Source material:
++++++
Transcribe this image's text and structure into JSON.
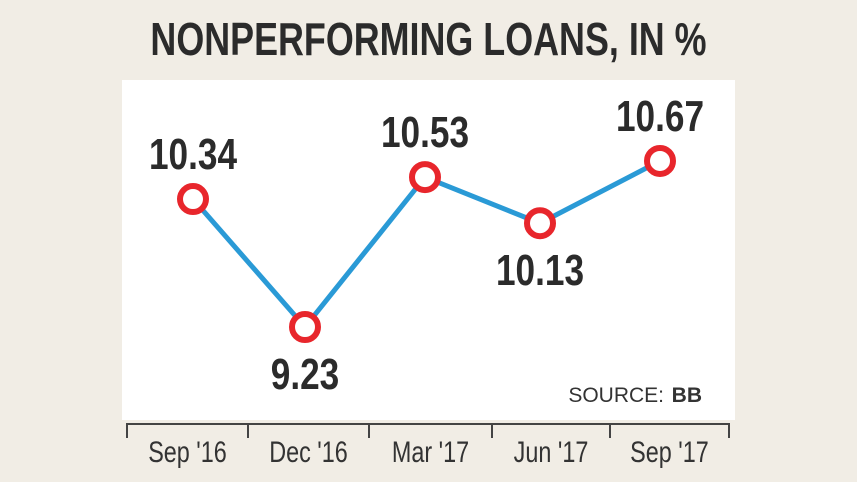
{
  "chart_data": {
    "type": "line",
    "title": "NONPERFORMING LOANS, IN %",
    "categories": [
      "Sep '16",
      "Dec '16",
      "Mar '17",
      "Jun '17",
      "Sep '17"
    ],
    "values": [
      10.34,
      9.23,
      10.53,
      10.13,
      10.67
    ],
    "data_labels": [
      "10.34",
      "9.23",
      "10.53",
      "10.13",
      "10.67"
    ],
    "source_label": "SOURCE:",
    "source_value": "BB",
    "grid": false,
    "line_color": "#2a9ad6",
    "marker_color": "#e8262c"
  }
}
++++++
Aim: The records above are to be restated exactly, without their pictures.

Solution to this task:
Transcribe this image's text and structure into JSON.
{
  "chart_data": {
    "type": "line",
    "title": "NONPERFORMING LOANS, IN %",
    "categories": [
      "Sep '16",
      "Dec '16",
      "Mar '17",
      "Jun '17",
      "Sep '17"
    ],
    "values": [
      10.34,
      9.23,
      10.53,
      10.13,
      10.67
    ],
    "data_labels": [
      "10.34",
      "9.23",
      "10.53",
      "10.13",
      "10.67"
    ],
    "source_label": "SOURCE:",
    "source_value": "BB",
    "grid": false,
    "line_color": "#2a9ad6",
    "marker_color": "#e8262c"
  }
}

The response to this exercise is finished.